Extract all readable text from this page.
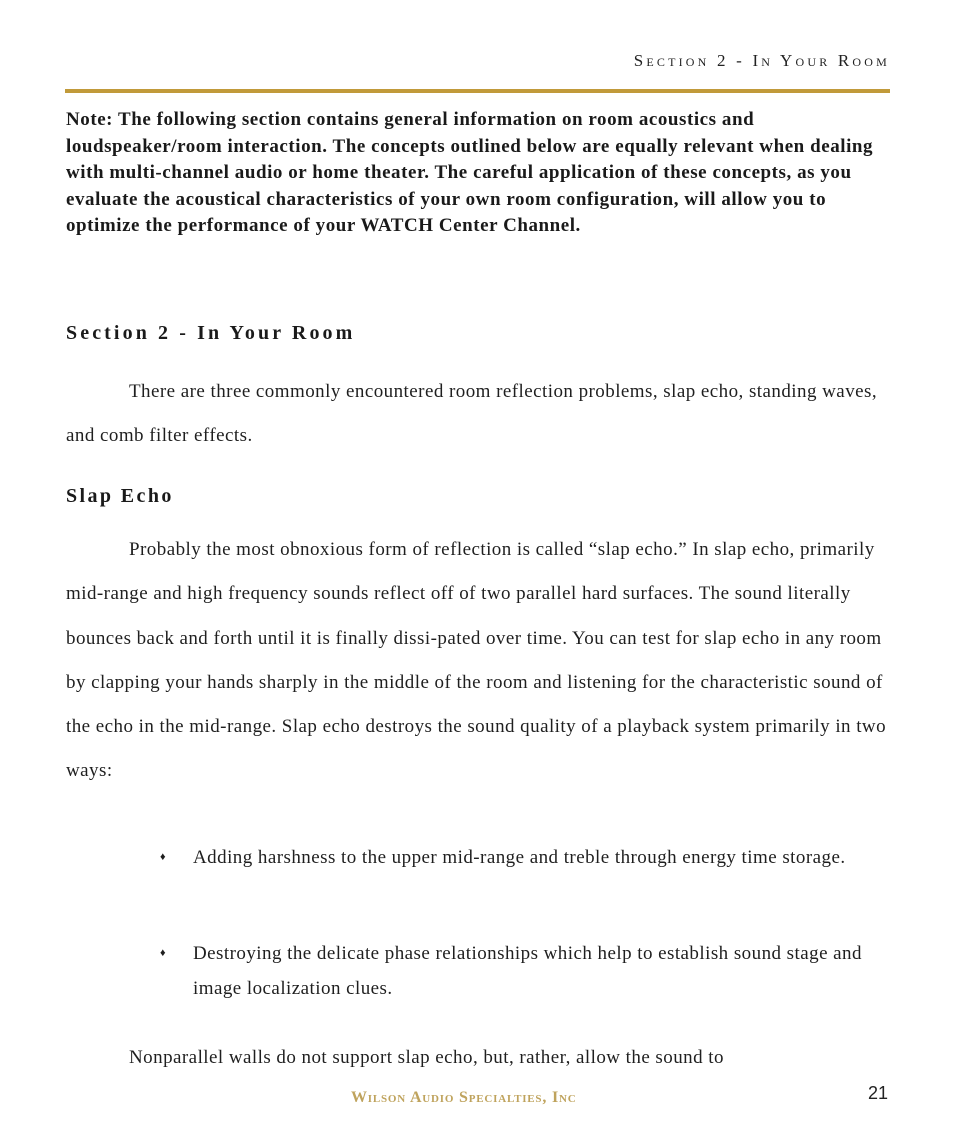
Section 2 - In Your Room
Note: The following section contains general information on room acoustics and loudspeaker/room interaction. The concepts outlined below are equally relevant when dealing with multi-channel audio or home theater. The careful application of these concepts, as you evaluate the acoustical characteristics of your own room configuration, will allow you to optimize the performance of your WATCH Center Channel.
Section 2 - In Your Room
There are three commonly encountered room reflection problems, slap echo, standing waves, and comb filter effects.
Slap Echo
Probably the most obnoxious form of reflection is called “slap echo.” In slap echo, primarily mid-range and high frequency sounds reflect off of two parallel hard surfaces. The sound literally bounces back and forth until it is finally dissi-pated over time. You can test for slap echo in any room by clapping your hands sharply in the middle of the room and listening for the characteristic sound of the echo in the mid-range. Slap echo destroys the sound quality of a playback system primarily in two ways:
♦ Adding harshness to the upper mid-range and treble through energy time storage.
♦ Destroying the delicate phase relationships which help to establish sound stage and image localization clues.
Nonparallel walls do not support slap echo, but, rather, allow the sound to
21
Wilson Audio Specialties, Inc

● **THE EXERCISE**:
Extract each line holding the string "range".

● **WRITTEN ANSWER**:
Probably the most obnoxious form of reflection is called “slap echo.” In slap echo, primarily mid-range and high frequency sounds reflect off of two parallel hard surfaces. The sound literally bounces back and forth until it is finally dissi-pated over time. You can test for slap echo in any room by clapping your hands sharply in the middle of the room and listening for the characteristic sound of the echo in the mid-range. Slap echo destroys the sound quality of a playback system primarily in two ways:
♦ Adding harshness to the upper mid-range and treble through energy time storage.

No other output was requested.